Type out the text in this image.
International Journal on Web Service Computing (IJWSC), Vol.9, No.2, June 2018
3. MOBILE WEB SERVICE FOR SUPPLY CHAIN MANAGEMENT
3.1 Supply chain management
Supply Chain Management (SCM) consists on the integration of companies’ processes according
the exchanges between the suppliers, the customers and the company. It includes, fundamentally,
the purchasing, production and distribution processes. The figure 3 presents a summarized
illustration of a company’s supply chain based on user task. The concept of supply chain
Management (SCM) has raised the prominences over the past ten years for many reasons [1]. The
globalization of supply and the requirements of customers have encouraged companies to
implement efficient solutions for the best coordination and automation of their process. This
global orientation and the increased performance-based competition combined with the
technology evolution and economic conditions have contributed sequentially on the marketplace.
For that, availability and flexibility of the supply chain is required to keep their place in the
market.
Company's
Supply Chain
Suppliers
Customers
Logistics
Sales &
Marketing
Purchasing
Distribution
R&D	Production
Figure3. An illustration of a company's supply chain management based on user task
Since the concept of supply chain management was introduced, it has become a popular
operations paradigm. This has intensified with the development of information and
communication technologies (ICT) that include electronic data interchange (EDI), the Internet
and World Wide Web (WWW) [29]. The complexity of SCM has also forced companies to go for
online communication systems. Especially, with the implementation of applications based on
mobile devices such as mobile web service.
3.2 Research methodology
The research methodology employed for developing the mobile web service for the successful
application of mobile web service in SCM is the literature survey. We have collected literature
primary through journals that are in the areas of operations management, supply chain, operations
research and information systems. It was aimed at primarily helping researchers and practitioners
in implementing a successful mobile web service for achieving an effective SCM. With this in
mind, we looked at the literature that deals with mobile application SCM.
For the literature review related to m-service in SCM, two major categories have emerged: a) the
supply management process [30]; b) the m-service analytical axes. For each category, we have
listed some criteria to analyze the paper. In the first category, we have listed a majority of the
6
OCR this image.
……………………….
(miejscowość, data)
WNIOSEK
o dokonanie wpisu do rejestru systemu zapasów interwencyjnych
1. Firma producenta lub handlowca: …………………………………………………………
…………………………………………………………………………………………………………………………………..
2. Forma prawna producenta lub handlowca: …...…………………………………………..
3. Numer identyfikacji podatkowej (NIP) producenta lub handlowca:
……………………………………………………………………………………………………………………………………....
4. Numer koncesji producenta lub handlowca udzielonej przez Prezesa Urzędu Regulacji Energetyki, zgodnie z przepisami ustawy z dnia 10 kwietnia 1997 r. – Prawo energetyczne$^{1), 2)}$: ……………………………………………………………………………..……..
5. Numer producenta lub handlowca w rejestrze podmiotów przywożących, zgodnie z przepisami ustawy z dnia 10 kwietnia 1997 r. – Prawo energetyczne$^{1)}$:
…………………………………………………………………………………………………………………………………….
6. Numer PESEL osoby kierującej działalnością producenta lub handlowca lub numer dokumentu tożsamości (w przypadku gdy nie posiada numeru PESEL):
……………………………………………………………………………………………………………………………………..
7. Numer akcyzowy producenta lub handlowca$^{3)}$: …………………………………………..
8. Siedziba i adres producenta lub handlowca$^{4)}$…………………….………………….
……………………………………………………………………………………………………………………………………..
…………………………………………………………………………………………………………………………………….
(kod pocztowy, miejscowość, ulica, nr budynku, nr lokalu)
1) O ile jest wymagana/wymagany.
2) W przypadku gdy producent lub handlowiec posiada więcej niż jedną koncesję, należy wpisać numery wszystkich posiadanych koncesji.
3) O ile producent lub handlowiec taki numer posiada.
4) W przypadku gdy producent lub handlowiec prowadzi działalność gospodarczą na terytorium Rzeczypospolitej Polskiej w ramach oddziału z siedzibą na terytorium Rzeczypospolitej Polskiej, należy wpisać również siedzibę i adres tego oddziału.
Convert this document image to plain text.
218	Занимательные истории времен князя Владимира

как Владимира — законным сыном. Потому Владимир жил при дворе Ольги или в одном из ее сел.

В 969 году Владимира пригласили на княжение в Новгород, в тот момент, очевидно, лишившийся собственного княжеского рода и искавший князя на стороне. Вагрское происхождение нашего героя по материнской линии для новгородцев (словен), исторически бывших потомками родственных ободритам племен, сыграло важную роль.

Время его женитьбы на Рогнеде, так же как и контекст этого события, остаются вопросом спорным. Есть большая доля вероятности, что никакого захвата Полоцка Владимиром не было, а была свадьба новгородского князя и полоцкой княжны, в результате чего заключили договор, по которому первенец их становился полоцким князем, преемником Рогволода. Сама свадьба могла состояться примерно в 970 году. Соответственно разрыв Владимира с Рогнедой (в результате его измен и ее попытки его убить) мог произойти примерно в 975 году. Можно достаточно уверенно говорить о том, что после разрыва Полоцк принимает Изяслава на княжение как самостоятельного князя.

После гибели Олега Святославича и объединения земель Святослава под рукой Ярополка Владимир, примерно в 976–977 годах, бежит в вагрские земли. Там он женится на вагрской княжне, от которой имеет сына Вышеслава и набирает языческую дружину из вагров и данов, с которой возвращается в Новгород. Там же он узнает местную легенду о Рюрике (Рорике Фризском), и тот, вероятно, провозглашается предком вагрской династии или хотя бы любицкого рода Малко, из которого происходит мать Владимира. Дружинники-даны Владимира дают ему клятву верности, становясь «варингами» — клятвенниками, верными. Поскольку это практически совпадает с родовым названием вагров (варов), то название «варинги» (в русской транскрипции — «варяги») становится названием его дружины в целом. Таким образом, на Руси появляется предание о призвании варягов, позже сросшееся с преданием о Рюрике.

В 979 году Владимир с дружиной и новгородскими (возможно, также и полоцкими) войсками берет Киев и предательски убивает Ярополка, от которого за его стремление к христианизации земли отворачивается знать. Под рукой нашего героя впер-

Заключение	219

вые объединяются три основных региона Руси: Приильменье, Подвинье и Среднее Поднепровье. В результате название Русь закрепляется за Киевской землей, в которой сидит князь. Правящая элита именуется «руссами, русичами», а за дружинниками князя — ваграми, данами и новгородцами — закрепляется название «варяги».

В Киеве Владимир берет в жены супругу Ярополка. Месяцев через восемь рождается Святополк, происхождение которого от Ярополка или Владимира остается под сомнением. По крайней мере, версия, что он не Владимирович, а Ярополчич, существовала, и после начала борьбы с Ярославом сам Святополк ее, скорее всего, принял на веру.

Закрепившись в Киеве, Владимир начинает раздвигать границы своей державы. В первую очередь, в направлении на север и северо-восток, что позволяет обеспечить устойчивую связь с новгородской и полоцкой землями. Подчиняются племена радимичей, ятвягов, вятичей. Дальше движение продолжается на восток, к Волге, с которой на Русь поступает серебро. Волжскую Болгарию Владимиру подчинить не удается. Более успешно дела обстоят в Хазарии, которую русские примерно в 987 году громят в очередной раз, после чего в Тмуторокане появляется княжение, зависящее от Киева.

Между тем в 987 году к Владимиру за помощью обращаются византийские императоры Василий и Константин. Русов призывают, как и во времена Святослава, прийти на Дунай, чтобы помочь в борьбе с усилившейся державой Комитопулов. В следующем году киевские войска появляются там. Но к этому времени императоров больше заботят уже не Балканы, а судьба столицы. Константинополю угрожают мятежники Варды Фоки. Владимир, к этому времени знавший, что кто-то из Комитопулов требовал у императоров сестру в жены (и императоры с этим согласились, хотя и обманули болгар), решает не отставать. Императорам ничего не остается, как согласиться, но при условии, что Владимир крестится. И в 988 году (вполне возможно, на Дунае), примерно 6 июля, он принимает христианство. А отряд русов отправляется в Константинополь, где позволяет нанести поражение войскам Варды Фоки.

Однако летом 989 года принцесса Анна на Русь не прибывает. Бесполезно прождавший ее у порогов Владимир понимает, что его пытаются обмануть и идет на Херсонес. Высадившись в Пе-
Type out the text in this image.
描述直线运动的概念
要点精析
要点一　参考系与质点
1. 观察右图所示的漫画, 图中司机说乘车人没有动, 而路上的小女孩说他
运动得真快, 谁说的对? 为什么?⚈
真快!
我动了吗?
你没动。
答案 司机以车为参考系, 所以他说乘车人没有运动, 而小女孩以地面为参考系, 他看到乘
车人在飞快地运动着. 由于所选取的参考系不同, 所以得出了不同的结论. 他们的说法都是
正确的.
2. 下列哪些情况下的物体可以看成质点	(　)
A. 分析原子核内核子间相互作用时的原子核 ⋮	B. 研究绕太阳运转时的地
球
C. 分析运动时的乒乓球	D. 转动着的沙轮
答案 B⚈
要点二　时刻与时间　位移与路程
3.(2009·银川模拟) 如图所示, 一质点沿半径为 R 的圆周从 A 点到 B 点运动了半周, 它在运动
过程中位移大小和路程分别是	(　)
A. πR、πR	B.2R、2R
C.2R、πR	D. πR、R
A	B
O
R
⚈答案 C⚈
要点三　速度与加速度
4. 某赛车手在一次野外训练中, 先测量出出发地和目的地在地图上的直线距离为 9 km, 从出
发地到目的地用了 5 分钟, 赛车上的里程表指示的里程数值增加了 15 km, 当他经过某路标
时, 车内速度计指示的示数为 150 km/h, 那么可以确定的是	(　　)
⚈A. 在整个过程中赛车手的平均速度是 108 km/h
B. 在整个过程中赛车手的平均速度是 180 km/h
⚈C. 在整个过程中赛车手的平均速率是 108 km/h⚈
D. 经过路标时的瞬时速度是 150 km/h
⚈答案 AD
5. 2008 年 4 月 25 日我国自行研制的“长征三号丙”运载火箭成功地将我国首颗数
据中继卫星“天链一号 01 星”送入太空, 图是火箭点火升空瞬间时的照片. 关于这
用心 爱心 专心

JOB —
Search the records for the word "successful" and copy every line where it occurs.

IN RESPONSE —
The research methodology employed for developing the mobile web service for the successful
in implementing a successful mobile web service for achieving an effective SCM. With this in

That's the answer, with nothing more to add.